Supplied records ->
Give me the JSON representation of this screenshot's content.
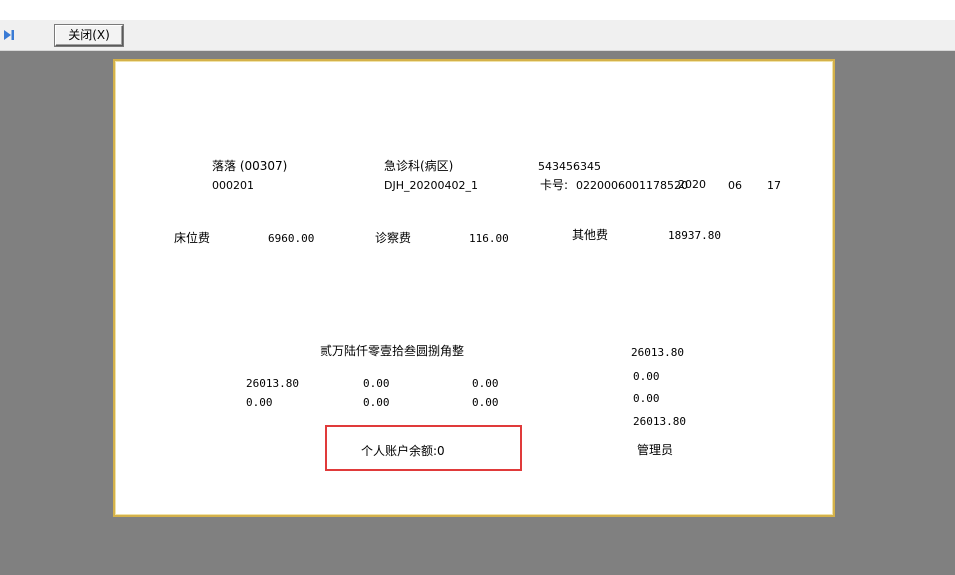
{
  "toolbar": {
    "close_label": "关闭(X)"
  },
  "patient": {
    "name": "落落 (00307)",
    "department": "急诊科(病区)",
    "card_id": "543456345",
    "code": "000201",
    "record_no": "DJH_20200402_1",
    "card_label": "卡号:",
    "card_no": "0220006001178520",
    "date_year": "2020",
    "date_month": "06",
    "date_day": "17"
  },
  "fees": {
    "bed_label": "床位费",
    "bed_value": "6960.00",
    "exam_label": "诊察费",
    "exam_value": "116.00",
    "other_label": "其他费",
    "other_value": "18937.80"
  },
  "summary": {
    "amount_words": "贰万陆仟零壹拾叁圆捌角整",
    "total": "26013.80",
    "row1": [
      "26013.80",
      "0.00",
      "0.00"
    ],
    "row2": [
      "0.00",
      "0.00",
      "0.00"
    ],
    "side_values": [
      "0.00",
      "0.00",
      "26013.80"
    ],
    "balance": "个人账户余额:0",
    "operator": "管理员"
  }
}
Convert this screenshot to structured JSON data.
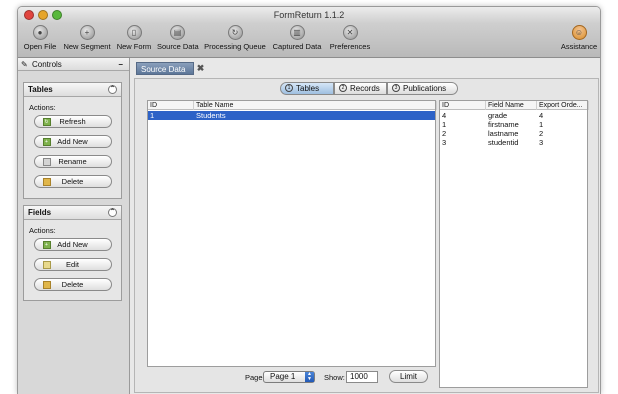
{
  "window": {
    "title": "FormReturn 1.1.2"
  },
  "toolbar": {
    "items": [
      {
        "label": "Open File",
        "icon": "open-file-icon"
      },
      {
        "label": "New Segment",
        "icon": "new-segment-icon"
      },
      {
        "label": "New Form",
        "icon": "new-form-icon"
      },
      {
        "label": "Source Data",
        "icon": "source-data-icon"
      },
      {
        "label": "Processing Queue",
        "icon": "processing-queue-icon"
      },
      {
        "label": "Captured Data",
        "icon": "captured-data-icon"
      },
      {
        "label": "Preferences",
        "icon": "preferences-icon"
      }
    ],
    "assistance_label": "Assistance"
  },
  "sidebar": {
    "controls_label": "Controls",
    "collapse_symbol": "–",
    "tables_panel": {
      "title": "Tables",
      "actions_label": "Actions:",
      "buttons": [
        "Refresh",
        "Add New",
        "Rename",
        "Delete"
      ]
    },
    "fields_panel": {
      "title": "Fields",
      "actions_label": "Actions:",
      "buttons": [
        "Add New",
        "Edit",
        "Delete"
      ]
    }
  },
  "main": {
    "doc_tab": {
      "label": "Source Data"
    },
    "segments": [
      {
        "num": "1",
        "label": "Tables",
        "active": true
      },
      {
        "num": "2",
        "label": "Records",
        "active": false
      },
      {
        "num": "3",
        "label": "Publications",
        "active": false
      }
    ],
    "tables_table": {
      "headers": [
        "ID",
        "Table Name"
      ],
      "rows": [
        {
          "id": "1",
          "name": "Students",
          "selected": true
        }
      ]
    },
    "fields_table": {
      "headers": [
        "ID",
        "Field Name",
        "Export Orde..."
      ],
      "rows": [
        {
          "id": "4",
          "name": "grade",
          "order": "4"
        },
        {
          "id": "1",
          "name": "firstname",
          "order": "1"
        },
        {
          "id": "2",
          "name": "lastname",
          "order": "2"
        },
        {
          "id": "3",
          "name": "studentid",
          "order": "3"
        }
      ]
    },
    "pagination": {
      "page_label": "Page:",
      "page_value": "Page 1",
      "show_label": "Show:",
      "show_value": "1000",
      "limit_label": "Limit"
    }
  },
  "colors": {
    "selection": "#2d62c7",
    "close_red": "#e0443e",
    "minimize_yellow": "#e6a52a",
    "zoom_green": "#58b83b"
  }
}
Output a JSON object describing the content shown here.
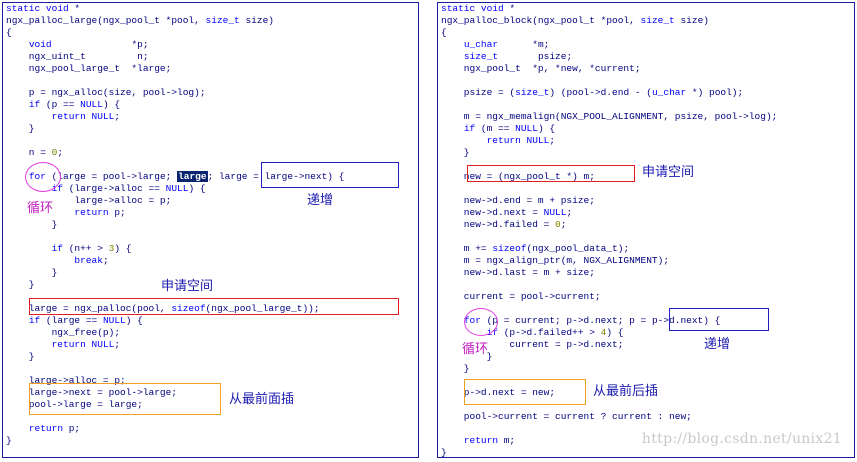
{
  "left": {
    "lines": [
      "static void *",
      "ngx_palloc_large(ngx_pool_t *pool, size_t size)",
      "{",
      "    void              *p;",
      "    ngx_uint_t         n;",
      "    ngx_pool_large_t  *large;",
      "",
      "    p = ngx_alloc(size, pool->log);",
      "    if (p == NULL) {",
      "        return NULL;",
      "    }",
      "",
      "    n = 0;",
      "",
      "    for (large = pool->large; large; large = large->next) {",
      "        if (large->alloc == NULL) {",
      "            large->alloc = p;",
      "            return p;",
      "        }",
      "",
      "        if (n++ > 3) {",
      "            break;",
      "        }",
      "    }",
      "",
      "    large = ngx_palloc(pool, sizeof(ngx_pool_large_t));",
      "    if (large == NULL) {",
      "        ngx_free(p);",
      "        return NULL;",
      "    }",
      "",
      "    large->alloc = p;",
      "    large->next = pool->large;",
      "    pool->large = large;",
      "",
      "    return p;",
      "}"
    ],
    "annotations": {
      "loop": "循环",
      "increment": "递增",
      "alloc_space": "申请空间",
      "insert_front": "从最前面插"
    }
  },
  "right": {
    "lines": [
      "static void *",
      "ngx_palloc_block(ngx_pool_t *pool, size_t size)",
      "{",
      "    u_char      *m;",
      "    size_t       psize;",
      "    ngx_pool_t  *p, *new, *current;",
      "",
      "    psize = (size_t) (pool->d.end - (u_char *) pool);",
      "",
      "    m = ngx_memalign(NGX_POOL_ALIGNMENT, psize, pool->log);",
      "    if (m == NULL) {",
      "        return NULL;",
      "    }",
      "",
      "    new = (ngx_pool_t *) m;",
      "",
      "    new->d.end = m + psize;",
      "    new->d.next = NULL;",
      "    new->d.failed = 0;",
      "",
      "    m += sizeof(ngx_pool_data_t);",
      "    m = ngx_align_ptr(m, NGX_ALIGNMENT);",
      "    new->d.last = m + size;",
      "",
      "    current = pool->current;",
      "",
      "    for (p = current; p->d.next; p = p->d.next) {",
      "        if (p->d.failed++ > 4) {",
      "            current = p->d.next;",
      "        }",
      "    }",
      "",
      "    p->d.next = new;",
      "",
      "    pool->current = current ? current : new;",
      "",
      "    return m;",
      "}"
    ],
    "annotations": {
      "alloc_space": "申请空间",
      "loop": "循环",
      "increment": "递增",
      "insert_back": "从最前后插"
    }
  },
  "watermark": "http://blog.csdn.net/unix21"
}
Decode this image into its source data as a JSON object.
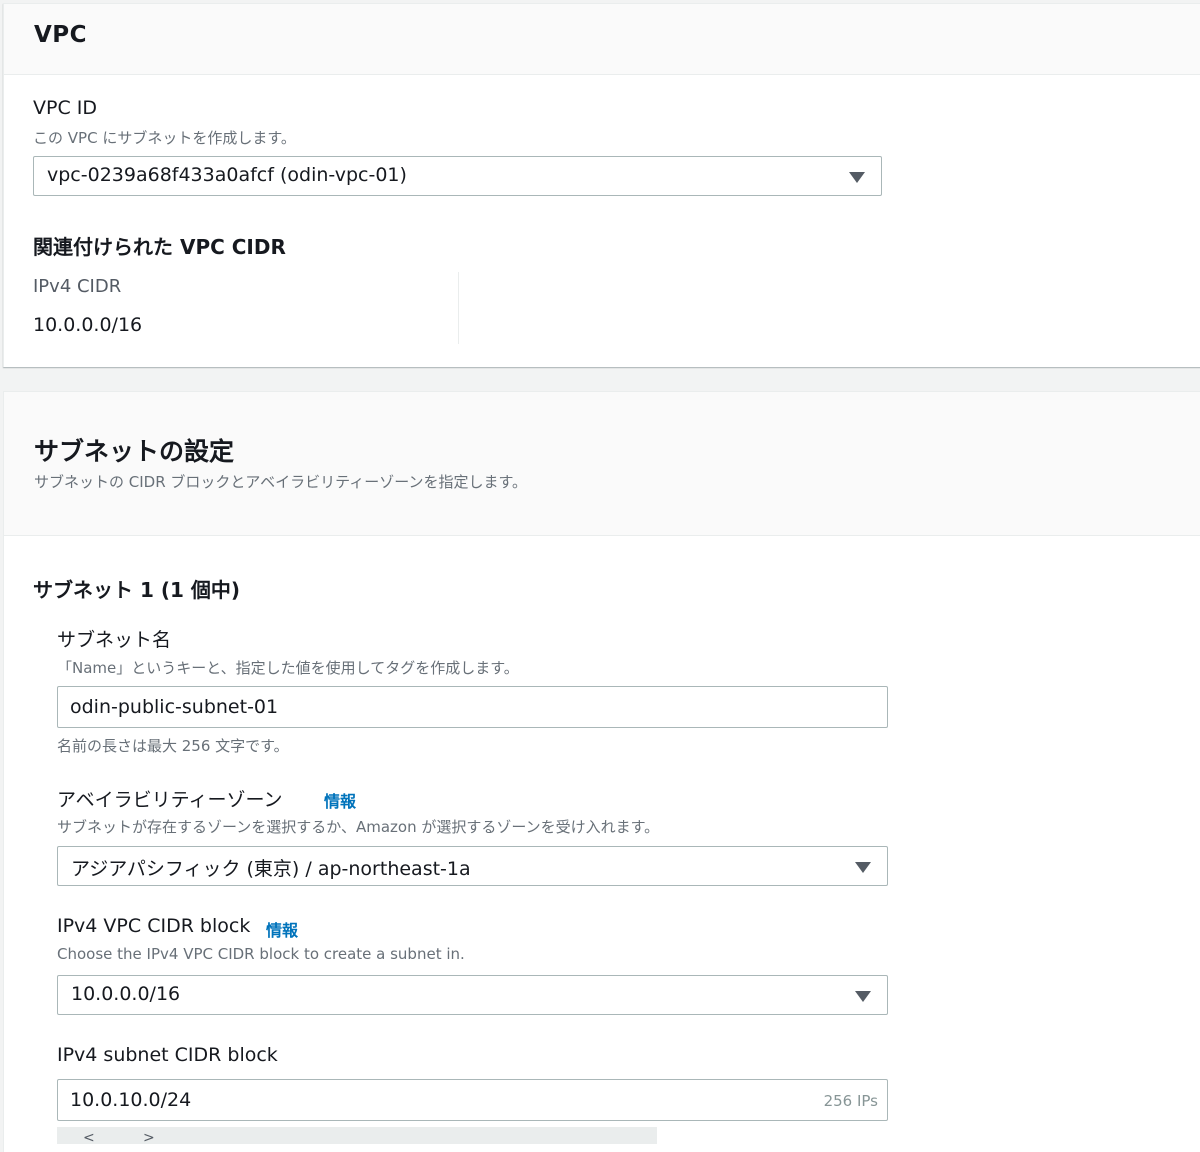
{
  "vpc_section": {
    "title": "VPC",
    "vpc_id_label": "VPC ID",
    "vpc_id_description": "この VPC にサブネットを作成します。",
    "vpc_id_value": "vpc-0239a68f433a0afcf (odin-vpc-01)",
    "associated_cidr_heading": "関連付けられた VPC CIDR",
    "ipv4_cidr_label": "IPv4 CIDR",
    "ipv4_cidr_value": "10.0.0.0/16"
  },
  "subnet_settings": {
    "title": "サブネットの設定",
    "description": "サブネットの CIDR ブロックとアベイラビリティーゾーンを指定します。",
    "subnet_heading": "サブネット 1 (1 個中)",
    "subnet_name": {
      "label": "サブネット名",
      "description": "「Name」というキーと、指定した値を使用してタグを作成します。",
      "value": "odin-public-subnet-01",
      "constraint": "名前の長さは最大 256 文字です。"
    },
    "availability_zone": {
      "label": "アベイラビリティーゾーン",
      "info": "情報",
      "description": "サブネットが存在するゾーンを選択するか、Amazon が選択するゾーンを受け入れます。",
      "value": "アジアパシフィック (東京) / ap-northeast-1a"
    },
    "ipv4_vpc_cidr_block": {
      "label": "IPv4 VPC CIDR block",
      "info": "情報",
      "description": "Choose the IPv4 VPC CIDR block to create a subnet in.",
      "value": "10.0.0.0/16"
    },
    "ipv4_subnet_cidr_block": {
      "label": "IPv4 subnet CIDR block",
      "value": "10.0.10.0/24",
      "suffix": "256 IPs"
    }
  },
  "colors": {
    "background": "#f2f3f3",
    "panel": "#ffffff",
    "header_bg": "#fafafa",
    "link": "#0073bb",
    "text": "#16191f",
    "muted": "#687078",
    "border": "#aab7b8"
  },
  "icons": [
    "caret-down-icon"
  ]
}
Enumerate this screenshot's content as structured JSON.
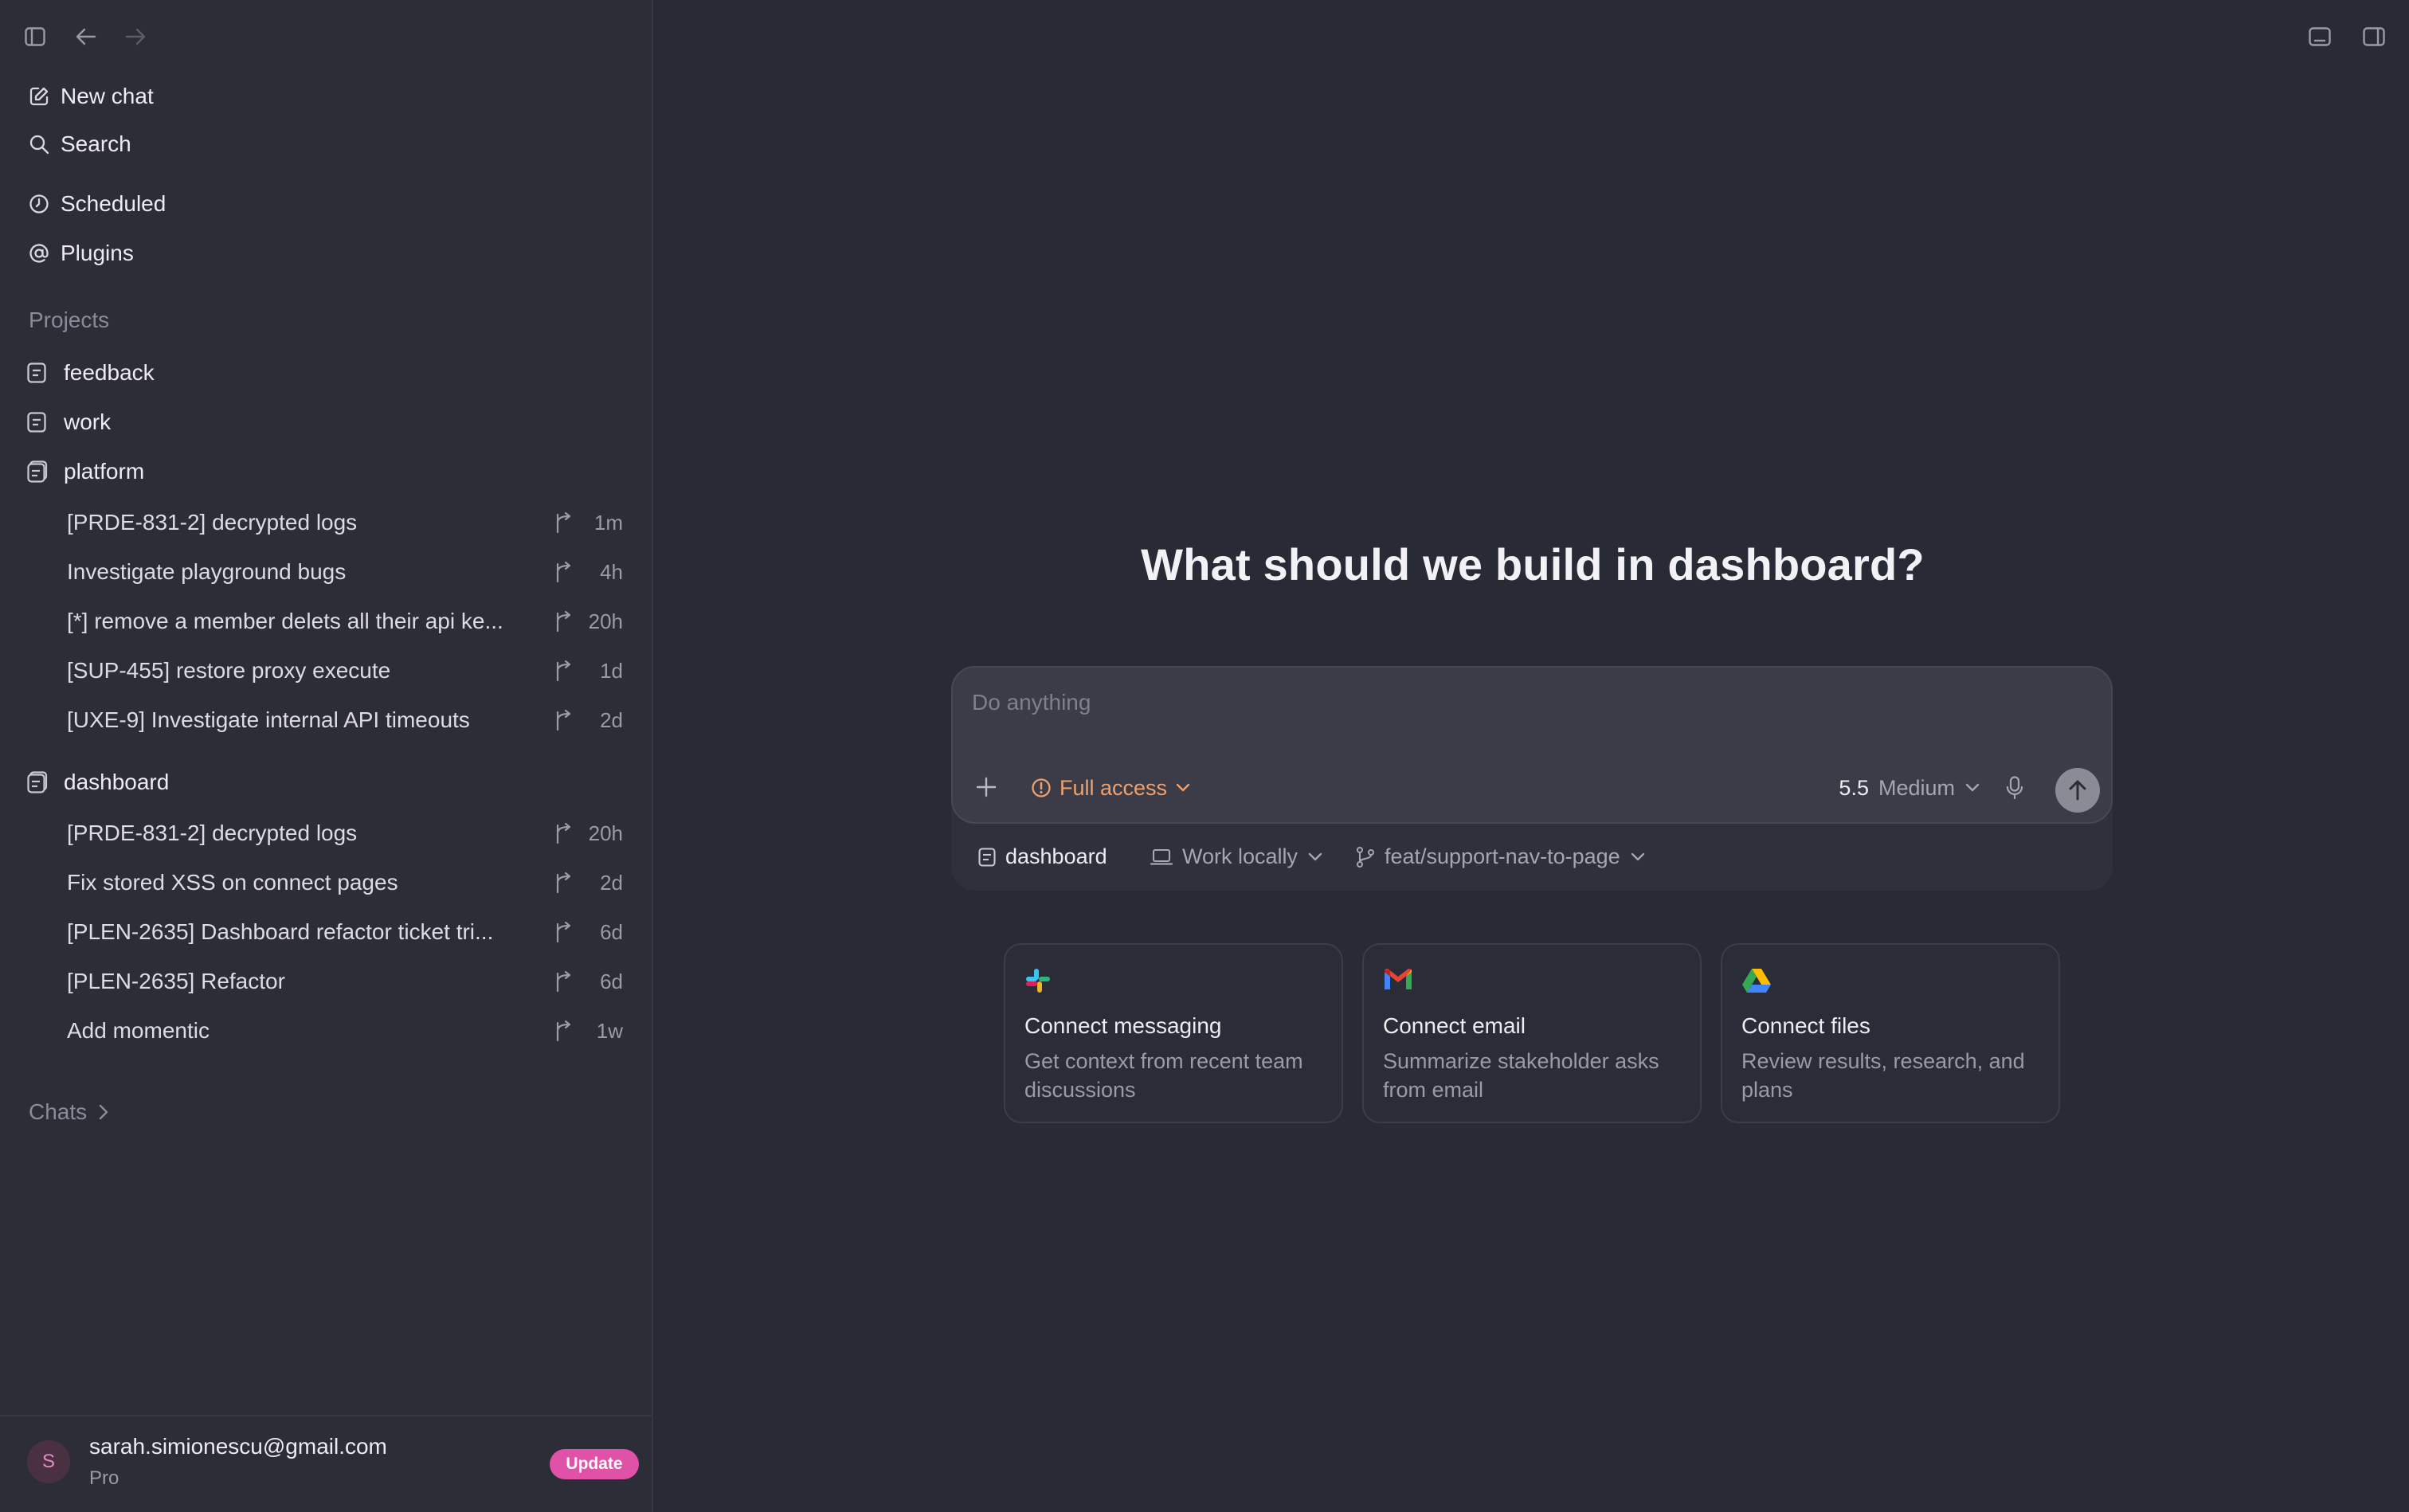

Task brief ->
Read the entries and show each line that mentions "screenshot".

Result of this task ->
Give me the JSON representation of this screenshot's content.
Convert this screenshot to structured JSON data.
Enumerate this screenshot's content as structured JSON.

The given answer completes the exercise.